> **MATERIAL SHOWN**

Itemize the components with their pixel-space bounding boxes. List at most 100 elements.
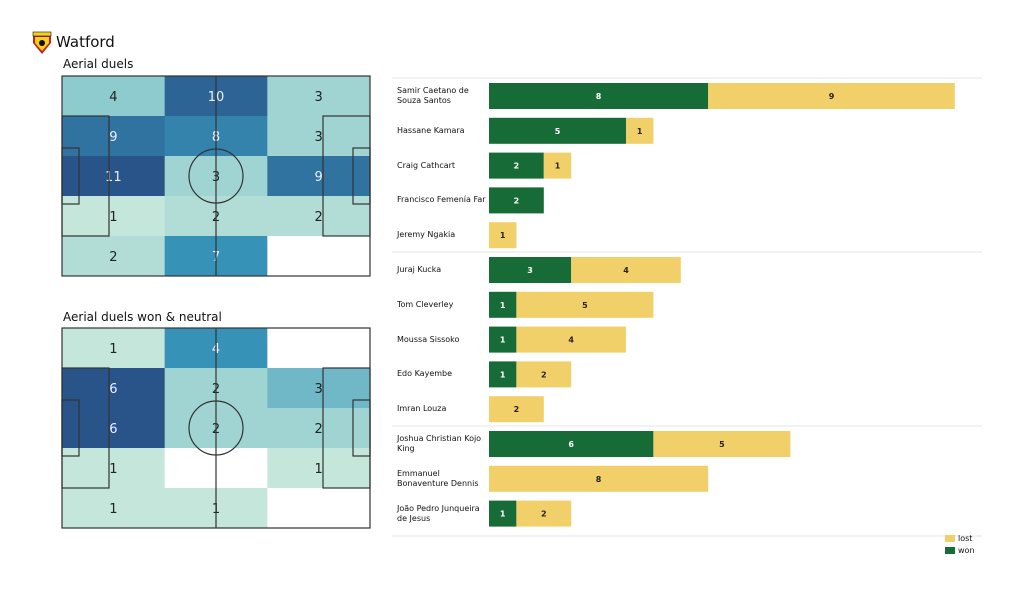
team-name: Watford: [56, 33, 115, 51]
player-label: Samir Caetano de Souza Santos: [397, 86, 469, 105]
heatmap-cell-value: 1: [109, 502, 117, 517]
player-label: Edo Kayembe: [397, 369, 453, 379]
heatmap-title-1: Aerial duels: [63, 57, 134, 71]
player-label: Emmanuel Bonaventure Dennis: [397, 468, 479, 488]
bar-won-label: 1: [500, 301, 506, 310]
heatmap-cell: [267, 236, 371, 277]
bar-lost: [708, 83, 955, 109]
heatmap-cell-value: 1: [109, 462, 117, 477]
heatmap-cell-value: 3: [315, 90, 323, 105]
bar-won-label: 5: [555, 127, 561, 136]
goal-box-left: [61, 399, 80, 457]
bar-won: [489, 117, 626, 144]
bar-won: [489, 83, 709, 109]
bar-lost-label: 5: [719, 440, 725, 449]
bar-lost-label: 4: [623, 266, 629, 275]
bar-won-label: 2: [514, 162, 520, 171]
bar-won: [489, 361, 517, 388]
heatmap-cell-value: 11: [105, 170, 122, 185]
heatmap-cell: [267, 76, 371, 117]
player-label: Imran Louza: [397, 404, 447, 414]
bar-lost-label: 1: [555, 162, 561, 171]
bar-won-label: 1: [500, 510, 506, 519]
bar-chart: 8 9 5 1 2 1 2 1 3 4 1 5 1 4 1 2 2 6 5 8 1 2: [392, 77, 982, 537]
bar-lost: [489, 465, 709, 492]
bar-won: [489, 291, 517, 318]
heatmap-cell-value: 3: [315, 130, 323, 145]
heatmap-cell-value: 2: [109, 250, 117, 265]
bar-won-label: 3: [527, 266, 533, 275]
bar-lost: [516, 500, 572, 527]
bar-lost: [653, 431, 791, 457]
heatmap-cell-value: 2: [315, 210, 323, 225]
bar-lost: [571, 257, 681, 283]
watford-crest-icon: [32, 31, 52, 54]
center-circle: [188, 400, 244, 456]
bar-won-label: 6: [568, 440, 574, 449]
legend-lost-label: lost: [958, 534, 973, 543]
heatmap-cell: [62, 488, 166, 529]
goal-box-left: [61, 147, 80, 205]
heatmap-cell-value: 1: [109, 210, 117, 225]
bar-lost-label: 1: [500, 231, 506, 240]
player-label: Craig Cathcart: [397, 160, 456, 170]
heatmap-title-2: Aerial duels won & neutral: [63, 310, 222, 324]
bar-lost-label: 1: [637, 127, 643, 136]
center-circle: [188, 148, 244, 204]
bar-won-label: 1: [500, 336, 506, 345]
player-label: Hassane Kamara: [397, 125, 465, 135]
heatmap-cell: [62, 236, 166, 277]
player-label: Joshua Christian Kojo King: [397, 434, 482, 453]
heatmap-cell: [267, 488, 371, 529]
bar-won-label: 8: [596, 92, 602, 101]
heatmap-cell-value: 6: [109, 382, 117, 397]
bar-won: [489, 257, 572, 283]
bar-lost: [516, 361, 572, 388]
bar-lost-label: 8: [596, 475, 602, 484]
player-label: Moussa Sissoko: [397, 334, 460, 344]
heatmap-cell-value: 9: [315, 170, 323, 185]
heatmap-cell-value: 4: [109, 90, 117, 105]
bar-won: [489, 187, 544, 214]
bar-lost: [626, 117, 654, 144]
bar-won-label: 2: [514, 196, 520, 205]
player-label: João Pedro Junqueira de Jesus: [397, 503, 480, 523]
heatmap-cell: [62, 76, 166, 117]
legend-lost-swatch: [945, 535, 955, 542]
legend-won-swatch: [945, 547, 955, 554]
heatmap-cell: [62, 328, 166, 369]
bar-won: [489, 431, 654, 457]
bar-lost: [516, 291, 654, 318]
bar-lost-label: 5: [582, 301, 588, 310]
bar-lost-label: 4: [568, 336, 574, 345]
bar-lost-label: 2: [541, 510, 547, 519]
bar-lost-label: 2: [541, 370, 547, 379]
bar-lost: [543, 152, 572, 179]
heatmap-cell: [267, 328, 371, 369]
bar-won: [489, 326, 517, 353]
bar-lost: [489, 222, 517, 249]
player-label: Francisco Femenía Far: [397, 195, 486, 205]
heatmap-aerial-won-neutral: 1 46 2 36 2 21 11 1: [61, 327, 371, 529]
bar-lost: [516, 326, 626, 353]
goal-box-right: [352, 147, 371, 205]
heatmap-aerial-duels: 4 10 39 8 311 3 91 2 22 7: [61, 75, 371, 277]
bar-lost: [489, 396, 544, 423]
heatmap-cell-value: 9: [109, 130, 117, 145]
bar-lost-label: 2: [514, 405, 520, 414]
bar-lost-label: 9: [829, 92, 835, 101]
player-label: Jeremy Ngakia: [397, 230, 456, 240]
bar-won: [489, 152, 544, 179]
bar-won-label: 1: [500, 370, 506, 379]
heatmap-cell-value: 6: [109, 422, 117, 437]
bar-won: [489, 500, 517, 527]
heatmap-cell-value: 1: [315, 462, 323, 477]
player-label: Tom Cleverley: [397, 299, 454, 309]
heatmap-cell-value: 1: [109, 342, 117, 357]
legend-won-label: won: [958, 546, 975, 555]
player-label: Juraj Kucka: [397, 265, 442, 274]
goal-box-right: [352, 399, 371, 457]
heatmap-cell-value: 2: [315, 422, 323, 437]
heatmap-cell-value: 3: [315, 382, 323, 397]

...

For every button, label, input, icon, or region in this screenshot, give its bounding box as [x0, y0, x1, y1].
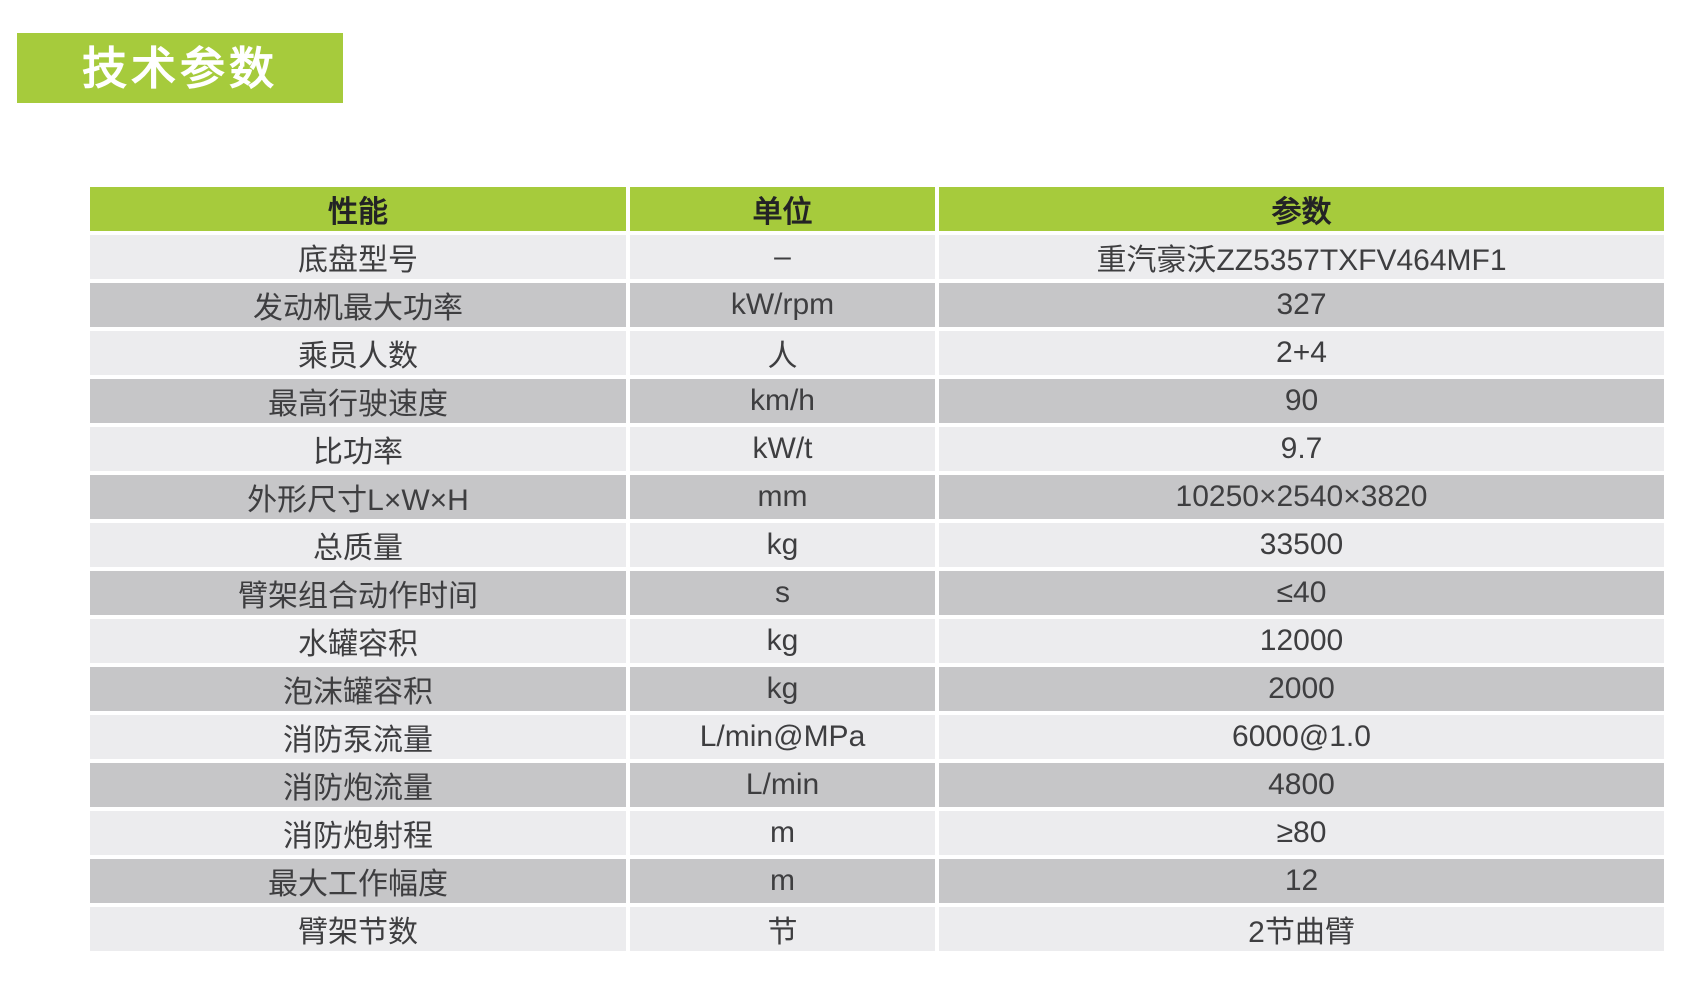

...

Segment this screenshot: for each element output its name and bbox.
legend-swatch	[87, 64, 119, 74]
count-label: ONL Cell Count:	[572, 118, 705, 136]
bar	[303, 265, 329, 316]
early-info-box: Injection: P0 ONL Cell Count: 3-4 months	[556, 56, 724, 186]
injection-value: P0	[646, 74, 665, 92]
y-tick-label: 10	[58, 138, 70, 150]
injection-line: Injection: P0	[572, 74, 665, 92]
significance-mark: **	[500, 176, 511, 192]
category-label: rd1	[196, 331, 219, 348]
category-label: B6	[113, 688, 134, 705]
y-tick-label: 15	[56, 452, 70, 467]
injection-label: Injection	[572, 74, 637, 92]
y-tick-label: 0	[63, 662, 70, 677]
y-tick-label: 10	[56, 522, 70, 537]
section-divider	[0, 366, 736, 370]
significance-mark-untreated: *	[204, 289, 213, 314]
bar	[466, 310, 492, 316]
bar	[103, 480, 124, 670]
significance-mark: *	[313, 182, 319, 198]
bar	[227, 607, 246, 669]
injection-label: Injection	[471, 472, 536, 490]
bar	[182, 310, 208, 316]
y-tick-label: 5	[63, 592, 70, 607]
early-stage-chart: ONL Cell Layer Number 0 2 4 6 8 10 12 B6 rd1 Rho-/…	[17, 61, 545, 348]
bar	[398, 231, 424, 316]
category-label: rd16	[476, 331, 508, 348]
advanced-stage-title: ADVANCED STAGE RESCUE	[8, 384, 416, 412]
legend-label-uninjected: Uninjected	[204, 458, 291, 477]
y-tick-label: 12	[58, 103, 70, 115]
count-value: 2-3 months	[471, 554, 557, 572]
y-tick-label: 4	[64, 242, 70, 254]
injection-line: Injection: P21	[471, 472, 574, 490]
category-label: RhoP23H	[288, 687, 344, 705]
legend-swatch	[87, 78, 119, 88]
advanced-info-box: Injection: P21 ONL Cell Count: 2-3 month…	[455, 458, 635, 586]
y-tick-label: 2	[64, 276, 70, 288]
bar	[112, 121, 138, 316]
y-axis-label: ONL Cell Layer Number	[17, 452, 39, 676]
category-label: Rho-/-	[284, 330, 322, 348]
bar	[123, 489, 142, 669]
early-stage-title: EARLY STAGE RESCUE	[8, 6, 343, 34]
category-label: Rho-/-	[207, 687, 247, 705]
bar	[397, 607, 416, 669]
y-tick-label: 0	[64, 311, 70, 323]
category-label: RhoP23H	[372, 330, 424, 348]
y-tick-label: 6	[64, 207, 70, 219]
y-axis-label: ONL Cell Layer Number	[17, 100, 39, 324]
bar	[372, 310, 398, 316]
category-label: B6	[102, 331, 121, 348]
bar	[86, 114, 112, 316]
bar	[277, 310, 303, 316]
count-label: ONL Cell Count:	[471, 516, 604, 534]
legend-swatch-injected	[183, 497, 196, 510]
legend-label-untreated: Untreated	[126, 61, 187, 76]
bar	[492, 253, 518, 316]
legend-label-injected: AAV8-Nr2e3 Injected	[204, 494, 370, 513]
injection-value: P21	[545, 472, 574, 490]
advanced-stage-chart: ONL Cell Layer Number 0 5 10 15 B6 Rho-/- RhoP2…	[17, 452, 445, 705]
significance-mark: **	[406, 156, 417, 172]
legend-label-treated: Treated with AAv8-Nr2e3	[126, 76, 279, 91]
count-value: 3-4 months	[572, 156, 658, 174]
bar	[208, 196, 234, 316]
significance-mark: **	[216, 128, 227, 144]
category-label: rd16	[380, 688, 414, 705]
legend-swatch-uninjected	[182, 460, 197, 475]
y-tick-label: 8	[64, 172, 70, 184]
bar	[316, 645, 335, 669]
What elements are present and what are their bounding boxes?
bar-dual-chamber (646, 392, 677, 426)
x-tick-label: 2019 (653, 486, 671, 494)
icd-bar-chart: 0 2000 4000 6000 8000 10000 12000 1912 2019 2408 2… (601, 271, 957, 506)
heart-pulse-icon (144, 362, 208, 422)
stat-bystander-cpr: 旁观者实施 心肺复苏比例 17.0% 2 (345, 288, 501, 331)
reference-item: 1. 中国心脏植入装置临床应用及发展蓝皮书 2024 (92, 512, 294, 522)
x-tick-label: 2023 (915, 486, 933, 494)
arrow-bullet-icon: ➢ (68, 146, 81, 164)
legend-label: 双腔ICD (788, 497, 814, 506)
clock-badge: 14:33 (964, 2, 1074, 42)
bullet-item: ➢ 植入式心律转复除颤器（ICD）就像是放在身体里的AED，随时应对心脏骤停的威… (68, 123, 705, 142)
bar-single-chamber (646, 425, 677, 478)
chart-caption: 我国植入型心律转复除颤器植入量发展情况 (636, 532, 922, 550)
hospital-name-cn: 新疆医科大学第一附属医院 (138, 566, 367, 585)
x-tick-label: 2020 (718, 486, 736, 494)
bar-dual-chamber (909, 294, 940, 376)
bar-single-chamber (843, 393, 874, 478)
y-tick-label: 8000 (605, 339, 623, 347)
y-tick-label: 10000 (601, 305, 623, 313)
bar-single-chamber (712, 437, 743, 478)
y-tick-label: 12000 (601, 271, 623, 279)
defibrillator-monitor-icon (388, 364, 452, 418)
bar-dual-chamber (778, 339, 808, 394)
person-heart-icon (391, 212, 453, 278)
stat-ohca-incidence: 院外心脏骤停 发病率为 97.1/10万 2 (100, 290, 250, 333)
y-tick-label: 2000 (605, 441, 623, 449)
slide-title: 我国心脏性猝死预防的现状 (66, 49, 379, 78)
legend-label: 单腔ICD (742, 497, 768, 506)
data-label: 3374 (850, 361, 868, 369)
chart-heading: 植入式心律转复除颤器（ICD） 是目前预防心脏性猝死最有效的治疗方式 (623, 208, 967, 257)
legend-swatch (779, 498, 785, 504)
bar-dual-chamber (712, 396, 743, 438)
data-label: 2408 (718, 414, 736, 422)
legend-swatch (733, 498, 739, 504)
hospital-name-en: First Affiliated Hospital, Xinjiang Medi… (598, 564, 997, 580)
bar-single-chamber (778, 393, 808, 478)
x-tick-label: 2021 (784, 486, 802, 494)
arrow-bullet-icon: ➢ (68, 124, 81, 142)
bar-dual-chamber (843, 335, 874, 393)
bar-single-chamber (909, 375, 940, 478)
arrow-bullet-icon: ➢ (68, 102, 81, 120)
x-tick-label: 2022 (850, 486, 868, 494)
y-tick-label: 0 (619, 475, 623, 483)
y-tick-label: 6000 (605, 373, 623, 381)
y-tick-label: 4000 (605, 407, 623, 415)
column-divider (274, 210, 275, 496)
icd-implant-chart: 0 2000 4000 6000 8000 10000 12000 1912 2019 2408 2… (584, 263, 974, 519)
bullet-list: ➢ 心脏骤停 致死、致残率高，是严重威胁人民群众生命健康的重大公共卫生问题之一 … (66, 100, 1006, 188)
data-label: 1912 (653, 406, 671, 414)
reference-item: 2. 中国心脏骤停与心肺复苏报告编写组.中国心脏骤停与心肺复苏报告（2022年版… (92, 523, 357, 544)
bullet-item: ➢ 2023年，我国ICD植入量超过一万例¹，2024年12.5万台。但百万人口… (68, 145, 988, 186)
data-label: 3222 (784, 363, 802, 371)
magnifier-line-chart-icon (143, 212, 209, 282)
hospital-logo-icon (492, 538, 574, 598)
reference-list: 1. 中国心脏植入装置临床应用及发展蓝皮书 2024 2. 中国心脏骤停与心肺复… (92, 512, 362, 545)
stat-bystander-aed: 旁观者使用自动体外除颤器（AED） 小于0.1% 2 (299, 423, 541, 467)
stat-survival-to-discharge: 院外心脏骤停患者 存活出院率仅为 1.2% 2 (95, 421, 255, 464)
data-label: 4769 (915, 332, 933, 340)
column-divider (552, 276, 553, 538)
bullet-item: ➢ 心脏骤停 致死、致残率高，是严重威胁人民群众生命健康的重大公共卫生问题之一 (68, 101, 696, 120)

> **WRITTEN REQUEST**
Reproduce the lines of the records from the line containing "What elements are" up to and including the line containing "slide-title: 我国心脏性猝死预防的现状 (66, 49, 379, 78)", and nothing else.

> **FINAL RESULT**
What elements are present and what are their bounding boxes?
bar-dual-chamber (646, 392, 677, 426)
x-tick-label: 2019 (653, 486, 671, 494)
icd-bar-chart: 0 2000 4000 6000 8000 10000 12000 1912 2019 2408 2… (601, 271, 957, 506)
heart-pulse-icon (144, 362, 208, 422)
stat-bystander-cpr: 旁观者实施 心肺复苏比例 17.0% 2 (345, 288, 501, 331)
reference-item: 1. 中国心脏植入装置临床应用及发展蓝皮书 2024 (92, 512, 294, 522)
x-tick-label: 2023 (915, 486, 933, 494)
arrow-bullet-icon: ➢ (68, 146, 81, 164)
legend-label: 双腔ICD (788, 497, 814, 506)
clock-badge: 14:33 (964, 2, 1074, 42)
bullet-item: ➢ 植入式心律转复除颤器（ICD）就像是放在身体里的AED，随时应对心脏骤停的威… (68, 123, 705, 142)
bar-single-chamber (646, 425, 677, 478)
chart-caption: 我国植入型心律转复除颤器植入量发展情况 (636, 532, 922, 550)
hospital-name-cn: 新疆医科大学第一附属医院 (138, 566, 367, 585)
x-tick-label: 2020 (718, 486, 736, 494)
bar-dual-chamber (909, 294, 940, 376)
bar-single-chamber (843, 393, 874, 478)
y-tick-label: 8000 (605, 339, 623, 347)
y-tick-label: 10000 (601, 305, 623, 313)
bar-single-chamber (712, 437, 743, 478)
y-tick-label: 12000 (601, 271, 623, 279)
defibrillator-monitor-icon (388, 364, 452, 418)
bar-dual-chamber (778, 339, 808, 394)
person-heart-icon (391, 212, 453, 278)
stat-ohca-incidence: 院外心脏骤停 发病率为 97.1/10万 2 (100, 290, 250, 333)
y-tick-label: 2000 (605, 441, 623, 449)
slide-title: 我国心脏性猝死预防的现状 (66, 49, 379, 78)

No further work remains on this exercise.